◆ Stated problem:
Report, as a bare number, how many lines contain the string "text".

__________

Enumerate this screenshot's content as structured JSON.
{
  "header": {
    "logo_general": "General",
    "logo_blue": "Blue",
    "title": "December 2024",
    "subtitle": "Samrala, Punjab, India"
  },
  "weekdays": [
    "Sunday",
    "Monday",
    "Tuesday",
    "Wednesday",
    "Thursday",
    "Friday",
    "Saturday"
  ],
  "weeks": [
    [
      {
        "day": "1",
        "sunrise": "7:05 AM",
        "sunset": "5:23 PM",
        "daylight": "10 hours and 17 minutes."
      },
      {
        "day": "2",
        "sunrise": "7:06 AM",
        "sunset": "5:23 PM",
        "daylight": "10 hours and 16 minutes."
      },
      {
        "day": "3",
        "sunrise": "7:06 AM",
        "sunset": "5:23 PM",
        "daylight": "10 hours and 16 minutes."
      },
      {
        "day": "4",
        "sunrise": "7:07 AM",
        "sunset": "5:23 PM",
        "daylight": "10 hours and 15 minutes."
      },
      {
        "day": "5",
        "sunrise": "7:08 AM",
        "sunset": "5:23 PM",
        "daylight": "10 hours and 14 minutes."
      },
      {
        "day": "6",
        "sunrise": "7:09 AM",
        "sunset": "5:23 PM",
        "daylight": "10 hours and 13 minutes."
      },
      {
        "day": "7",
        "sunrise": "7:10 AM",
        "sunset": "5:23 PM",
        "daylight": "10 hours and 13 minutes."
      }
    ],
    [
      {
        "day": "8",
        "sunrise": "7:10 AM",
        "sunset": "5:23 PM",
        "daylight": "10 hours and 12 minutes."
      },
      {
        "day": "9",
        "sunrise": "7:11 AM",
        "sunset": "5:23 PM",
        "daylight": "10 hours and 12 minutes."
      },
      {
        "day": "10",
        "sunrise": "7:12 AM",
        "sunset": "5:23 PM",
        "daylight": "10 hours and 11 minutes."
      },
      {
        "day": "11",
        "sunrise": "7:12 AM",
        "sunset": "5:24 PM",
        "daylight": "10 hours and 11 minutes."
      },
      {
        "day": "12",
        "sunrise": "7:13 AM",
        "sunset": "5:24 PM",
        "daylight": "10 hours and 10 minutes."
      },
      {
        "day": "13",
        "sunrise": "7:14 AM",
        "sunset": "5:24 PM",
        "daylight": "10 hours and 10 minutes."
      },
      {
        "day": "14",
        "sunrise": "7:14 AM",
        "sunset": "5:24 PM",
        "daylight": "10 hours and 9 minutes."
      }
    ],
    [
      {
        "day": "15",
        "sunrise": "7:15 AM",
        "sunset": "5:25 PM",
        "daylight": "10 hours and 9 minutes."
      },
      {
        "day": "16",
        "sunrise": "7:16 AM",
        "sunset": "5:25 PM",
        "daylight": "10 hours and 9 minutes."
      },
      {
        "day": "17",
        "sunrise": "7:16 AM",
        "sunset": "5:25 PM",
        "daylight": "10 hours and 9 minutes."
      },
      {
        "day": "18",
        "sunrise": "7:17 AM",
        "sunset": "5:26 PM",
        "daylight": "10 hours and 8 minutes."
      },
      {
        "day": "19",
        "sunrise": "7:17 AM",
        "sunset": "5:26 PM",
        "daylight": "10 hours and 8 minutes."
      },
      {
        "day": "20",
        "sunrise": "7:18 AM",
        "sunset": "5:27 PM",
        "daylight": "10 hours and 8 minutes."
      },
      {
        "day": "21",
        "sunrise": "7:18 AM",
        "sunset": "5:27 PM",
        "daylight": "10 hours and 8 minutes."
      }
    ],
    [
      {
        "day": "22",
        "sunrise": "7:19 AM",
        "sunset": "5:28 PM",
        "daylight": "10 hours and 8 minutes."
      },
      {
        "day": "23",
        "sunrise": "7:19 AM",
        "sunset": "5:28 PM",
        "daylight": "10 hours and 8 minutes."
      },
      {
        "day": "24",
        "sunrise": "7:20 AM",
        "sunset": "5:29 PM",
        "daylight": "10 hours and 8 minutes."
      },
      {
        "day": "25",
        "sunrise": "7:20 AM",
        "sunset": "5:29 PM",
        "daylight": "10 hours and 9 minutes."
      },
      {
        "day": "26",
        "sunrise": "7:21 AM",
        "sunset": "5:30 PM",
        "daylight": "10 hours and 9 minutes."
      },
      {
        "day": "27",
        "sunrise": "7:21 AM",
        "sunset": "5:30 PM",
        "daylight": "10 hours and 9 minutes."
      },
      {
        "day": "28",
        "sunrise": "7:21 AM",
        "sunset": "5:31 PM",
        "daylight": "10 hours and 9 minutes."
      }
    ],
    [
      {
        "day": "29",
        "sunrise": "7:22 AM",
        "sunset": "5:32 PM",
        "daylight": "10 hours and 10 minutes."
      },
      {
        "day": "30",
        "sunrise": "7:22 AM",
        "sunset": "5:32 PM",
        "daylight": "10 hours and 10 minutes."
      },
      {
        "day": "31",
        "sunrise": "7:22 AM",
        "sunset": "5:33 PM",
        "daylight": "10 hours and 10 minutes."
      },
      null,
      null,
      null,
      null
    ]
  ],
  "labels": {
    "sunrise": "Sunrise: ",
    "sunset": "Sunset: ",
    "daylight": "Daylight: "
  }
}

__________

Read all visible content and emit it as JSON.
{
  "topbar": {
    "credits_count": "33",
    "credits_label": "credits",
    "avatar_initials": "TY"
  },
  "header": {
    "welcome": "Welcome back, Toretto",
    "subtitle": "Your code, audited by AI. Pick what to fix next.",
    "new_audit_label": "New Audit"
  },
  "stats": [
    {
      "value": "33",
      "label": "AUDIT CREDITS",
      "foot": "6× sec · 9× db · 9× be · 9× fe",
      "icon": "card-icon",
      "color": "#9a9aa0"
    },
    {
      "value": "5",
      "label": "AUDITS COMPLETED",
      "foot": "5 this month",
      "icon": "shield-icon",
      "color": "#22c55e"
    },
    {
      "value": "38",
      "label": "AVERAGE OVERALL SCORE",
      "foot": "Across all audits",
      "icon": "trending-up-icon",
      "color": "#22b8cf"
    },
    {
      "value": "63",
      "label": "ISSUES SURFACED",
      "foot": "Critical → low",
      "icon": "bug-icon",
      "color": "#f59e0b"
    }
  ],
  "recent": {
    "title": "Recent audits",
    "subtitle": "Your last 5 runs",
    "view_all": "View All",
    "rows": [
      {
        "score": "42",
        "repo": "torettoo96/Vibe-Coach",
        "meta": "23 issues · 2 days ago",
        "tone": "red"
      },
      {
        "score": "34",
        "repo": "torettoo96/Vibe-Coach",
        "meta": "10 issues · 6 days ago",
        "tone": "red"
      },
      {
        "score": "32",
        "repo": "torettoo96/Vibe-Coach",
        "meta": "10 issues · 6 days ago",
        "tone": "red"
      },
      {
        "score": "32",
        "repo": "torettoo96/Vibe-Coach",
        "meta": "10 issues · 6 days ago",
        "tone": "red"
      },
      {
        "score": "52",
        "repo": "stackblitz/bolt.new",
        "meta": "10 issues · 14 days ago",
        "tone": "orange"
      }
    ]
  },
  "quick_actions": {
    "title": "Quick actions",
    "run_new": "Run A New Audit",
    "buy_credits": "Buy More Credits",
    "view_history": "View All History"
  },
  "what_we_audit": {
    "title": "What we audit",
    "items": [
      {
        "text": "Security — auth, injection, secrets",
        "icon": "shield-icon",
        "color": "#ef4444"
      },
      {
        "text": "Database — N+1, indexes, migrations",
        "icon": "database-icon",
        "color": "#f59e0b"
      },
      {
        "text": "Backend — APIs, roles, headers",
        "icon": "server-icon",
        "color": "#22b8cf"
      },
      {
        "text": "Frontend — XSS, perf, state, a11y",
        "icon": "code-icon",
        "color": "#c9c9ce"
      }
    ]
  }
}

__________

◆ Solved exercise:
4